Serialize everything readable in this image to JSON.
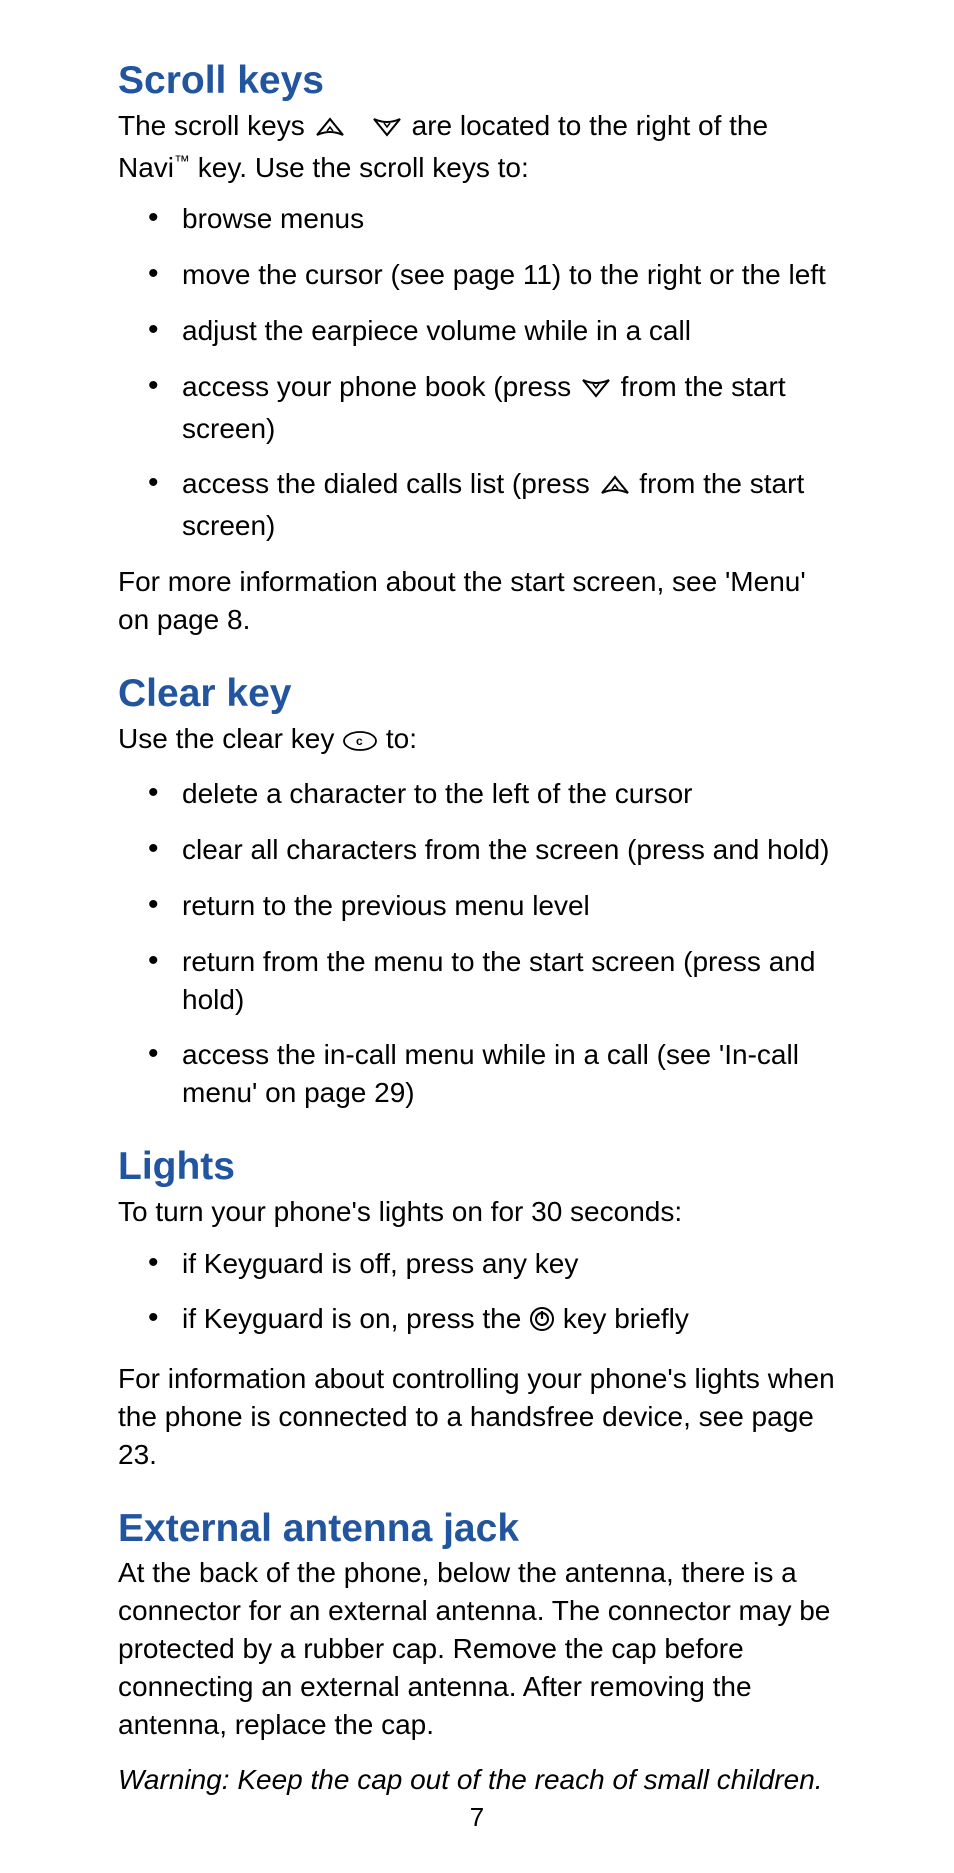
{
  "sections": {
    "scroll": {
      "heading": "Scroll keys",
      "intro_a": "The scroll keys ",
      "intro_b": " are located to the right of the Navi",
      "intro_tm": "™",
      "intro_c": " key. Use the scroll keys to:",
      "bullets": {
        "b1": "browse menus",
        "b2": "move the cursor (see page 11) to the right or the left",
        "b3": "adjust the earpiece volume while in a call",
        "b4a": "access your phone book (press ",
        "b4b": " from the start screen)",
        "b5a": "access the dialed calls list (press ",
        "b5b": " from the start screen)"
      },
      "outro": "For more information about the start screen, see 'Menu' on page 8."
    },
    "clear": {
      "heading": "Clear key",
      "intro_a": "Use the clear key ",
      "intro_b": " to:",
      "bullets": {
        "b1": "delete a character to the left of the cursor",
        "b2": "clear all characters from the screen (press and hold)",
        "b3": "return to the previous menu level",
        "b4": "return from the menu to the start screen (press and hold)",
        "b5": "access the in-call menu while in a call (see 'In-call menu' on page 29)"
      }
    },
    "lights": {
      "heading": "Lights",
      "intro": "To turn your phone's lights on for 30 seconds:",
      "bullets": {
        "b1": "if Keyguard is off, press any key",
        "b2a": "if Keyguard is on, press the ",
        "b2b": " key briefly"
      },
      "outro": "For information about controlling your phone's lights when the phone is connected to a handsfree device, see page 23."
    },
    "antenna": {
      "heading": "External antenna jack",
      "body": "At the back of the phone, below the antenna, there is a connector for an external antenna. The connector may be protected by a rubber cap. Remove the cap before connecting an external antenna. After removing the antenna, replace the cap.",
      "warning": "Warning:  Keep the cap out of the reach of small children."
    }
  },
  "page_number": "7"
}
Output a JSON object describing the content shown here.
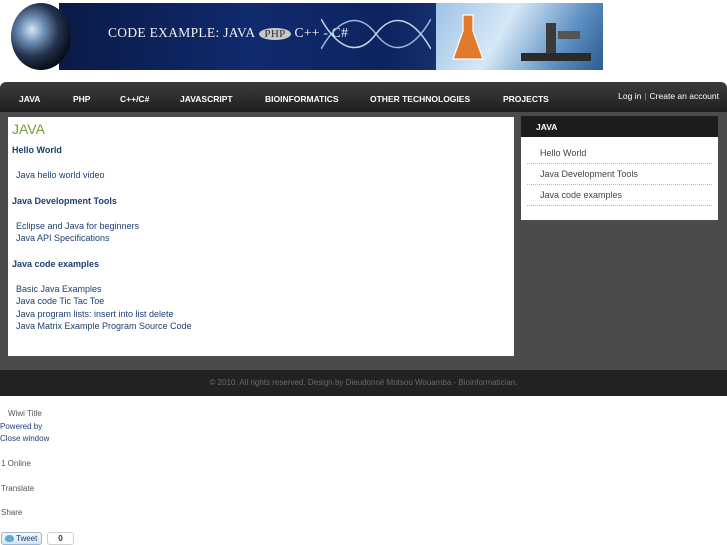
{
  "banner": {
    "title_prefix": "CODE EXAMPLE: JAVA",
    "title_pill": "PHP",
    "title_suffix": "C++ - C#"
  },
  "nav": {
    "items": [
      "JAVA",
      "PHP",
      "C++/C#",
      "JAVASCRIPT",
      "BIOINFORMATICS",
      "OTHER TECHNOLOGIES",
      "PROJECTS"
    ],
    "login": "Log in",
    "separator": "|",
    "create_account": "Create an account"
  },
  "main": {
    "heading": "JAVA",
    "sections": [
      {
        "title": "Hello World",
        "links": [
          "Java hello world video"
        ]
      },
      {
        "title": "Java Development Tools",
        "links": [
          "Eclipse and Java for beginners",
          "Java API Specifications"
        ]
      },
      {
        "title": "Java code examples",
        "links": [
          "Basic Java Examples",
          "Java code Tic Tac Toe",
          "Java program lists: insert into list delete",
          "Java Matrix Example Program Source Code"
        ]
      }
    ]
  },
  "sidebar": {
    "heading": "JAVA",
    "items": [
      "Hello World",
      "Java Development Tools",
      "Java code examples"
    ]
  },
  "footer": {
    "text": "© 2010. All rights reserved. Design by Dieudonné Motsou Wouamba - Bioinformatician."
  },
  "widgets": {
    "wiwi_title": "Wiwi Title",
    "powered_by": "Powered by",
    "close_window": "Close window",
    "online": "1 Online",
    "translate": "Translate",
    "share": "Share",
    "tweet_label": "Tweet",
    "tweet_count": "0"
  }
}
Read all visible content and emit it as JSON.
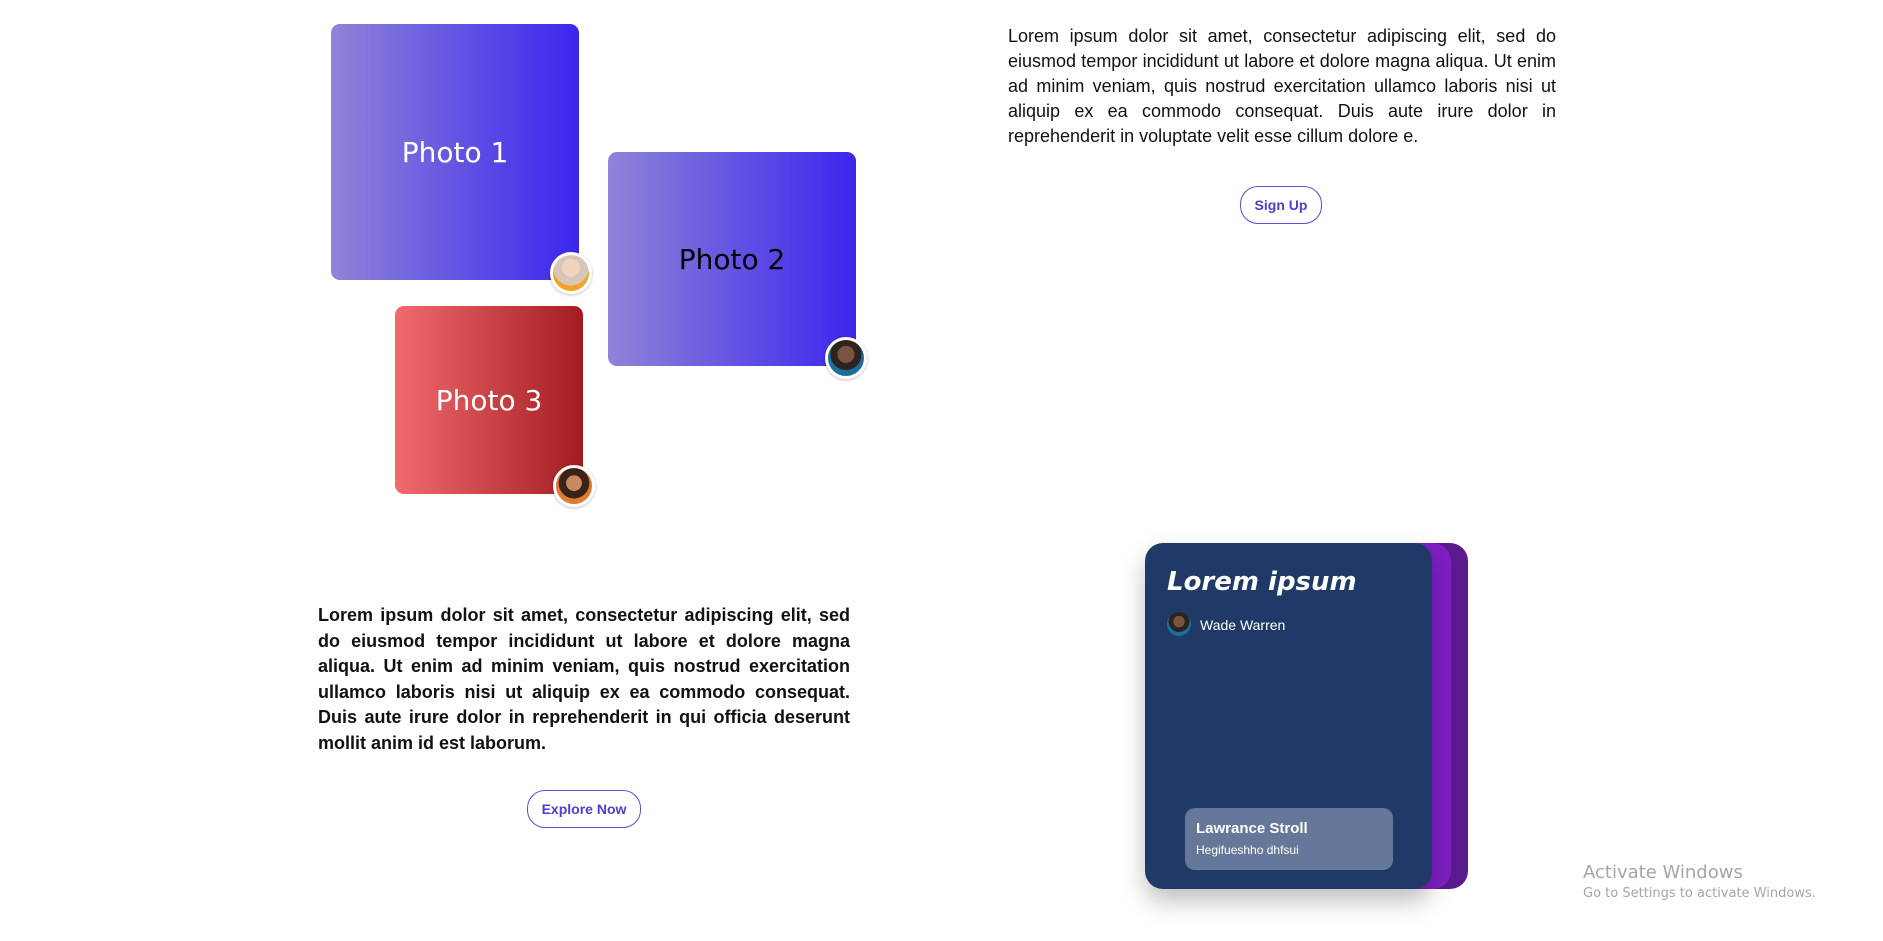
{
  "photos": [
    {
      "label": "Photo 1"
    },
    {
      "label": "Photo 2"
    },
    {
      "label": "Photo 3"
    }
  ],
  "top_section": {
    "paragraph": "Lorem ipsum dolor sit amet, consectetur adipiscing elit, sed do eiusmod tempor incididunt ut labore et dolore magna aliqua. Ut enim ad minim veniam, quis nostrud exercitation ullamco laboris nisi ut aliquip ex ea commodo consequat. Duis aute irure dolor in reprehenderit in voluptate velit esse cillum dolore e.",
    "button_label": "Sign Up"
  },
  "bottom_section": {
    "paragraph": "Lorem ipsum dolor sit amet, consectetur adipiscing elit, sed do eiusmod tempor incididunt ut labore et dolore magna aliqua. Ut enim ad minim veniam, quis nostrud exercitation ullamco laboris nisi ut aliquip ex ea commodo consequat. Duis aute irure dolor in reprehenderit in qui officia deserunt mollit anim id est laborum.",
    "button_label": "Explore Now"
  },
  "card": {
    "title": "Lorem ipsum",
    "author": "Wade Warren",
    "footer_name": "Lawrance Stroll",
    "footer_subtitle": "Hegifueshho dhfsui"
  },
  "watermark": {
    "title": "Activate Windows",
    "subtitle": "Go to Settings to activate Windows."
  },
  "colors": {
    "accent": "#5b4ed8",
    "card_bg": "#1f3a66",
    "card_stack_1": "#7d1fc4",
    "card_stack_2": "#5b1a8e"
  }
}
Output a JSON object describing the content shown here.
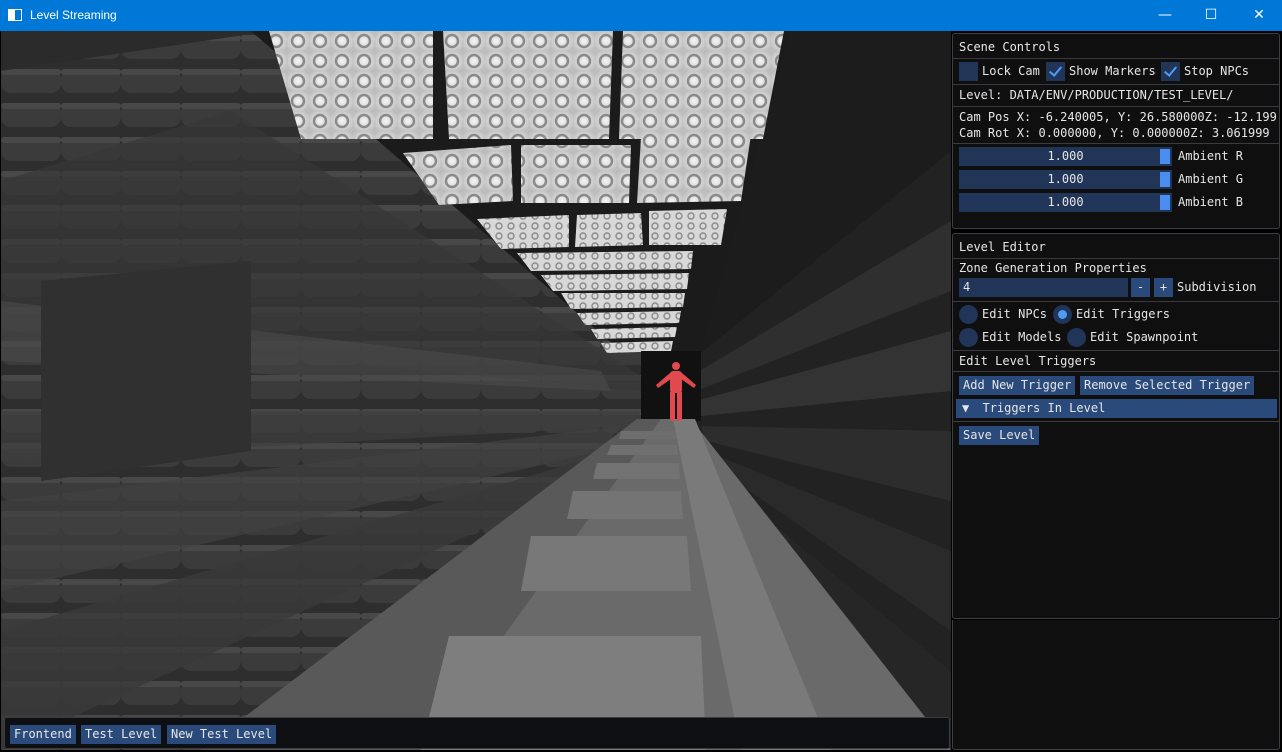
{
  "window": {
    "title": "Level Streaming",
    "minimize": "—",
    "maximize": "☐",
    "close": "✕"
  },
  "level_bar": {
    "buttons": [
      "Frontend",
      "Test Level",
      "New Test Level"
    ]
  },
  "scene_controls": {
    "title": "Scene Controls",
    "lock_cam": {
      "label": "Lock Cam",
      "checked": false
    },
    "show_markers": {
      "label": "Show Markers",
      "checked": true
    },
    "stop_npcs": {
      "label": "Stop NPCs",
      "checked": true
    },
    "level_path": "Level: DATA/ENV/PRODUCTION/TEST_LEVEL/",
    "cam_pos": "Cam Pos X: -6.240005, Y: 26.580000Z: -12.199997",
    "cam_rot": "Cam Rot X: 0.000000, Y: 0.000000Z: 3.061999",
    "ambient": [
      {
        "value": "1.000",
        "label": "Ambient R"
      },
      {
        "value": "1.000",
        "label": "Ambient G"
      },
      {
        "value": "1.000",
        "label": "Ambient B"
      }
    ]
  },
  "level_editor": {
    "title": "Level Editor",
    "zone_header": "Zone Generation Properties",
    "subdivision_value": "4",
    "minus": "-",
    "plus": "+",
    "subdivision_label": "Subdivision",
    "modes": {
      "edit_npcs": {
        "label": "Edit NPCs",
        "selected": false
      },
      "edit_triggers": {
        "label": "Edit Triggers",
        "selected": true
      },
      "edit_models": {
        "label": "Edit Models",
        "selected": false
      },
      "edit_spawnpoint": {
        "label": "Edit Spawnpoint",
        "selected": false
      }
    },
    "triggers_header": "Edit Level Triggers",
    "add_trigger": "Add New Trigger",
    "remove_trigger": "Remove Selected Trigger",
    "triggers_in_level": "Triggers In Level",
    "tree_arrow": "▼",
    "save_level": "Save Level"
  },
  "colors": {
    "titlebar": "#0078d7",
    "button": "#294a7a",
    "frame": "#203557",
    "accent": "#4e9cf7",
    "npc": "#e04a4f"
  }
}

━━━━━━━━━━

Give the entries again word for word, but skip the pictures.

Serialize everything readable in this image to JSON.
{
  "sections": {
    "scroll": {
      "heading": "Scroll keys",
      "intro_a": "The scroll keys ",
      "intro_b": " are located to the right of the Navi",
      "intro_tm": "™",
      "intro_c": " key. Use the scroll keys to:",
      "bullets": {
        "b1": "browse menus",
        "b2": "move the cursor (see page 11) to the right or the left",
        "b3": "adjust the earpiece volume while in a call",
        "b4a": "access your phone book (press ",
        "b4b": " from the start screen)",
        "b5a": "access the dialed calls list (press ",
        "b5b": " from the start screen)"
      },
      "outro": "For more information about the start screen, see 'Menu' on page 8."
    },
    "clear": {
      "heading": "Clear key",
      "intro_a": "Use the clear key ",
      "intro_b": " to:",
      "bullets": {
        "b1": "delete a character to the left of the cursor",
        "b2": "clear all characters from the screen (press and hold)",
        "b3": "return to the previous menu level",
        "b4": "return from the menu to the start screen (press and hold)",
        "b5": "access the in-call menu while in a call (see 'In-call menu' on page 29)"
      }
    },
    "lights": {
      "heading": "Lights",
      "intro": "To turn your phone's lights on for 30 seconds:",
      "bullets": {
        "b1": "if Keyguard is off, press any key",
        "b2a": "if Keyguard is on, press the ",
        "b2b": " key briefly"
      },
      "outro": "For information about controlling your phone's lights when the phone is connected to a handsfree device, see page 23."
    },
    "antenna": {
      "heading": "External antenna jack",
      "body": "At the back of the phone, below the antenna, there is a connector for an external antenna. The connector may be protected by a rubber cap. Remove the cap before connecting an external antenna. After removing the antenna, replace the cap.",
      "warning": "Warning:  Keep the cap out of the reach of small children."
    }
  },
  "page_number": "7"
}
Output a JSON object describing the content shown here.
{
  "banner": {
    "title_prefix": "CODE EXAMPLE: JAVA",
    "title_pill": "PHP",
    "title_suffix": "C++ - C#"
  },
  "nav": {
    "items": [
      "JAVA",
      "PHP",
      "C++/C#",
      "JAVASCRIPT",
      "BIOINFORMATICS",
      "OTHER TECHNOLOGIES",
      "PROJECTS"
    ],
    "login": "Log in",
    "separator": "|",
    "create_account": "Create an account"
  },
  "main": {
    "heading": "JAVA",
    "sections": [
      {
        "title": "Hello World",
        "links": [
          "Java hello world video"
        ]
      },
      {
        "title": "Java Development Tools",
        "links": [
          "Eclipse and Java for beginners",
          "Java API Specifications"
        ]
      },
      {
        "title": "Java code examples",
        "links": [
          "Basic Java Examples",
          "Java code Tic Tac Toe",
          "Java program lists: insert into list delete",
          "Java Matrix Example Program Source Code"
        ]
      }
    ]
  },
  "sidebar": {
    "heading": "JAVA",
    "items": [
      "Hello World",
      "Java Development Tools",
      "Java code examples"
    ]
  },
  "footer": {
    "text": "© 2010. All rights reserved. Design by Dieudonné Motsou Wouamba - Bioinformatician."
  },
  "widgets": {
    "wiwi_title": "Wiwi Title",
    "powered_by": "Powered by",
    "close_window": "Close window",
    "online": "1 Online",
    "translate": "Translate",
    "share": "Share",
    "tweet_label": "Tweet",
    "tweet_count": "0"
  }
}
Read all visible content and emit it as JSON.
{
  "photos": [
    {
      "label": "Photo 1"
    },
    {
      "label": "Photo 2"
    },
    {
      "label": "Photo 3"
    }
  ],
  "top_section": {
    "paragraph": "Lorem ipsum dolor sit amet, consectetur adipiscing elit, sed do eiusmod tempor incididunt ut labore et dolore magna aliqua. Ut enim ad minim veniam, quis nostrud exercitation ullamco laboris nisi ut aliquip ex ea commodo consequat. Duis aute irure dolor in reprehenderit in voluptate velit esse cillum dolore e.",
    "button_label": "Sign Up"
  },
  "bottom_section": {
    "paragraph": "Lorem ipsum dolor sit amet, consectetur adipiscing elit, sed do eiusmod tempor incididunt ut labore et dolore magna aliqua. Ut enim ad minim veniam, quis nostrud exercitation ullamco laboris nisi ut aliquip ex ea commodo consequat. Duis aute irure dolor in reprehenderit in qui officia deserunt mollit anim id est laborum.",
    "button_label": "Explore Now"
  },
  "card": {
    "title": "Lorem ipsum",
    "author": "Wade Warren",
    "footer_name": "Lawrance Stroll",
    "footer_subtitle": "Hegifueshho dhfsui"
  },
  "watermark": {
    "title": "Activate Windows",
    "subtitle": "Go to Settings to activate Windows."
  },
  "colors": {
    "accent": "#5b4ed8",
    "card_bg": "#1f3a66",
    "card_stack_1": "#7d1fc4",
    "card_stack_2": "#5b1a8e"
  }
}
Output a JSON object describing the content shown here.
{
  "window": {
    "title": "Level Streaming",
    "minimize": "—",
    "maximize": "☐",
    "close": "✕"
  },
  "level_bar": {
    "buttons": [
      "Frontend",
      "Test Level",
      "New Test Level"
    ]
  },
  "scene_controls": {
    "title": "Scene Controls",
    "lock_cam": {
      "label": "Lock Cam",
      "checked": false
    },
    "show_markers": {
      "label": "Show Markers",
      "checked": true
    },
    "stop_npcs": {
      "label": "Stop NPCs",
      "checked": true
    },
    "level_path": "Level: DATA/ENV/PRODUCTION/TEST_LEVEL/",
    "cam_pos": "Cam Pos X: -6.240005, Y: 26.580000Z: -12.199997",
    "cam_rot": "Cam Rot X: 0.000000, Y: 0.000000Z: 3.061999",
    "ambient": [
      {
        "value": "1.000",
        "label": "Ambient R"
      },
      {
        "value": "1.000",
        "label": "Ambient G"
      },
      {
        "value": "1.000",
        "label": "Ambient B"
      }
    ]
  },
  "level_editor": {
    "title": "Level Editor",
    "zone_header": "Zone Generation Properties",
    "subdivision_value": "4",
    "minus": "-",
    "plus": "+",
    "subdivision_label": "Subdivision",
    "modes": {
      "edit_npcs": {
        "label": "Edit NPCs",
        "selected": false
      },
      "edit_triggers": {
        "label": "Edit Triggers",
        "selected": true
      },
      "edit_models": {
        "label": "Edit Models",
        "selected": false
      },
      "edit_spawnpoint": {
        "label": "Edit Spawnpoint",
        "selected": false
      }
    },
    "triggers_header": "Edit Level Triggers",
    "add_trigger": "Add New Trigger",
    "remove_trigger": "Remove Selected Trigger",
    "triggers_in_level": "Triggers In Level",
    "tree_arrow": "▼",
    "save_level": "Save Level"
  },
  "colors": {
    "titlebar": "#0078d7",
    "button": "#294a7a",
    "frame": "#203557",
    "accent": "#4e9cf7",
    "npc": "#e04a4f"
  }
}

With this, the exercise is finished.